- TASK REQUIREMENTS -
Count lines holding the string "text" in the data that follows. Reply with one number only.

- DATASET -
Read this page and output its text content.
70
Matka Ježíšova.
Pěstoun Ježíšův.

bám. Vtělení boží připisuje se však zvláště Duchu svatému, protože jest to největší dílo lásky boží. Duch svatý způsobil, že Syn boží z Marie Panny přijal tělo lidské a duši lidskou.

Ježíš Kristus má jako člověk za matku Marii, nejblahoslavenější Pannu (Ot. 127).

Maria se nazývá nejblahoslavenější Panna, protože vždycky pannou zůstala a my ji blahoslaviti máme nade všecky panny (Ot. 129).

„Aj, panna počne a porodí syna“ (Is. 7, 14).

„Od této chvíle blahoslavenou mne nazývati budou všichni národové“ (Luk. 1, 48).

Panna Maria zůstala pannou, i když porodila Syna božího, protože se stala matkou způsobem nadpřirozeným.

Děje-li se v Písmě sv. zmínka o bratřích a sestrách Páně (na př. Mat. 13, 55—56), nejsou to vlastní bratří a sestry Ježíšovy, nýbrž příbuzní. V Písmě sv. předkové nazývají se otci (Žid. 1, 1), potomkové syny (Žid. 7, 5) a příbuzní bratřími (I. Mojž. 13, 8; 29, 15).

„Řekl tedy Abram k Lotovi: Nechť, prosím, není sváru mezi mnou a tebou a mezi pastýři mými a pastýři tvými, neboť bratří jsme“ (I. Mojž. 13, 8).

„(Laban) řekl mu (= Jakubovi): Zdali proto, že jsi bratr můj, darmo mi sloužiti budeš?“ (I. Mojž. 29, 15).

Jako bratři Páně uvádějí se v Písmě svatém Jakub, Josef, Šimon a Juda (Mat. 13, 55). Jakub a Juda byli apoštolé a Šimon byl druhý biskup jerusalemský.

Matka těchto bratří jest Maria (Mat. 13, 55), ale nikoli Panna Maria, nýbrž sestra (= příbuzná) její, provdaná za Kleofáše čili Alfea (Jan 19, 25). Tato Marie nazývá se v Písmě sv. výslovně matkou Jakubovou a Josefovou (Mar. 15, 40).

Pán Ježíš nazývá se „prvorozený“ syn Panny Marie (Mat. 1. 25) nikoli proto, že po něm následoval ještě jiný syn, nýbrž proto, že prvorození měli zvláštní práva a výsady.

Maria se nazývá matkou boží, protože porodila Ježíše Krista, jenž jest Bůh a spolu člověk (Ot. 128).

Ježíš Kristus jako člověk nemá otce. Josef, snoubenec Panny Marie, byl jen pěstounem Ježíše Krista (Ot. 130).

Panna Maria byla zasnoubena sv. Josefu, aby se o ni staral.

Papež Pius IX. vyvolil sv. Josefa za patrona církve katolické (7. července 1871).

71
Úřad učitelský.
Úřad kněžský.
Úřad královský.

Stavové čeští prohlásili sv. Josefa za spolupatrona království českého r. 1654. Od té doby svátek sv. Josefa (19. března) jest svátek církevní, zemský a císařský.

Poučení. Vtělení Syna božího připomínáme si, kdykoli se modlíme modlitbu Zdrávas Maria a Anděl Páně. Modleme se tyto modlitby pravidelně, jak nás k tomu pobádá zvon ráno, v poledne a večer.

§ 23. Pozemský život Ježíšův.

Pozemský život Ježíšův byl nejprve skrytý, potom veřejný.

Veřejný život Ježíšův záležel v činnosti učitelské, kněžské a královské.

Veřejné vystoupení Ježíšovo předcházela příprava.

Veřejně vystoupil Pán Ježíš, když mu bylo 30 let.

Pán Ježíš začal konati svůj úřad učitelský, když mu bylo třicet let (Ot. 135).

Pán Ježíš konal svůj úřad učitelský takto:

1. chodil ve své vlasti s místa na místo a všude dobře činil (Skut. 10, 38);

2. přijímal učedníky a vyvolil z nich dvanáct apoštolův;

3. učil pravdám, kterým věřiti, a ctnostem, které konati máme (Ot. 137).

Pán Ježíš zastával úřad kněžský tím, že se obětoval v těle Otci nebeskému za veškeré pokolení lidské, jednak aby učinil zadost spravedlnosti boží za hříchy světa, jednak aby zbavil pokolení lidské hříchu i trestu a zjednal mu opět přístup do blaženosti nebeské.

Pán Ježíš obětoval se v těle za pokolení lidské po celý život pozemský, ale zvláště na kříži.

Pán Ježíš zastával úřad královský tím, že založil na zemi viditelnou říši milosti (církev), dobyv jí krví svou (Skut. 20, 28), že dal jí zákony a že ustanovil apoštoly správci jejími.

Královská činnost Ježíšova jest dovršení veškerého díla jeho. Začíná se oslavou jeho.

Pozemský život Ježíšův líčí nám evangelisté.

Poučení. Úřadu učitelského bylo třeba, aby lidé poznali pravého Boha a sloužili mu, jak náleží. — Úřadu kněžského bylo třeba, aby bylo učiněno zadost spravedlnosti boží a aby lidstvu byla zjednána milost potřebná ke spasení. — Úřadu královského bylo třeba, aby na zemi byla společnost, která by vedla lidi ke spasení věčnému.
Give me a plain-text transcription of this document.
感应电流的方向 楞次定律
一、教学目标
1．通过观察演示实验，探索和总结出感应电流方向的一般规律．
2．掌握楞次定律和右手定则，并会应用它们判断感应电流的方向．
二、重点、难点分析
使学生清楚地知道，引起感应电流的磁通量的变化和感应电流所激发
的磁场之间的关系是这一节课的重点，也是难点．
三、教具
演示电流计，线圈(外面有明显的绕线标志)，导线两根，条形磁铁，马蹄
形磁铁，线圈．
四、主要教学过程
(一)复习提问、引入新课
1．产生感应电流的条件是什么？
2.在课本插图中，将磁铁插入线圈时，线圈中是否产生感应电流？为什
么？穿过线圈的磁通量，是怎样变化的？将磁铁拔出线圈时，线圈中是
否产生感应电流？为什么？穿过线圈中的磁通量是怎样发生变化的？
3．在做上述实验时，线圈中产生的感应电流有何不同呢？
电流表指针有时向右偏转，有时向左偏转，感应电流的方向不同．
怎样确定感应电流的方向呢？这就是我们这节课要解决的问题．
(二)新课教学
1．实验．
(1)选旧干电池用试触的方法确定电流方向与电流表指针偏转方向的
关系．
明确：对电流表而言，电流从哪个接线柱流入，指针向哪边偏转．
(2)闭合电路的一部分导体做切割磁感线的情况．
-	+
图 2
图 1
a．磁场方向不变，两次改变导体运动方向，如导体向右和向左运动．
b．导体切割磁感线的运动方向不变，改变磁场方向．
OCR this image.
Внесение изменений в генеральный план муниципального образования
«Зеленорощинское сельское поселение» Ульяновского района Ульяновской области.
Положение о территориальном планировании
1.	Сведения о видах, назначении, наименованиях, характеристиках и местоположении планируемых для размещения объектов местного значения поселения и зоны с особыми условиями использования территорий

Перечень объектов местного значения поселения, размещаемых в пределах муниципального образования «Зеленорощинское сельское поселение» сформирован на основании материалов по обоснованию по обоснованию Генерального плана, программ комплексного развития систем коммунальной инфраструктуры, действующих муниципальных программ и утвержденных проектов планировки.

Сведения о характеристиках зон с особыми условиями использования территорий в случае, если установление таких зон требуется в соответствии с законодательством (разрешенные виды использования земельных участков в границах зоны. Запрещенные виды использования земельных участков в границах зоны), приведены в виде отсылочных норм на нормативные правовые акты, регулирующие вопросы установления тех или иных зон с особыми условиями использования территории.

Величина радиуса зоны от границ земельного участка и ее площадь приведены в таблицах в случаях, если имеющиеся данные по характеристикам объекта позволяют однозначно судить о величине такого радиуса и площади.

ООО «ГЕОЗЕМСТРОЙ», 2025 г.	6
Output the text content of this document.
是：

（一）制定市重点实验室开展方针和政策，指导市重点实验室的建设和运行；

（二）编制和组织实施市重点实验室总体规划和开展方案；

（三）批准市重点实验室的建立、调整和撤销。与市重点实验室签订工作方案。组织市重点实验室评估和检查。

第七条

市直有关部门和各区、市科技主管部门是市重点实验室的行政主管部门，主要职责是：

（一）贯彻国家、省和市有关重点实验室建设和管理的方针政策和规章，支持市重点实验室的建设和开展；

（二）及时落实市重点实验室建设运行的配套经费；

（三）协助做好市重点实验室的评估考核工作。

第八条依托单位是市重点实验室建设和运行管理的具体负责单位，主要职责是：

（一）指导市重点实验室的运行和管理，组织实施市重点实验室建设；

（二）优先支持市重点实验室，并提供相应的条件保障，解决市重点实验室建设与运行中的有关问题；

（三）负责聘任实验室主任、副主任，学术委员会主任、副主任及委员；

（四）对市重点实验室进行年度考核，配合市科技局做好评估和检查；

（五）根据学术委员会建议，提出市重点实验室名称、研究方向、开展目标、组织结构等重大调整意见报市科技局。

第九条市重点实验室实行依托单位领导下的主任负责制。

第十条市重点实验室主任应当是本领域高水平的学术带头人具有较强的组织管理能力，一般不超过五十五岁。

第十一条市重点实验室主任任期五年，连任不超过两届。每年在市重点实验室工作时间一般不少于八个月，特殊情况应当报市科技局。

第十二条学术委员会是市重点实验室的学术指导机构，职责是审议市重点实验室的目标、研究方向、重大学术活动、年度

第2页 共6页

- SOLUTION FOR THIS PROBLEM -
3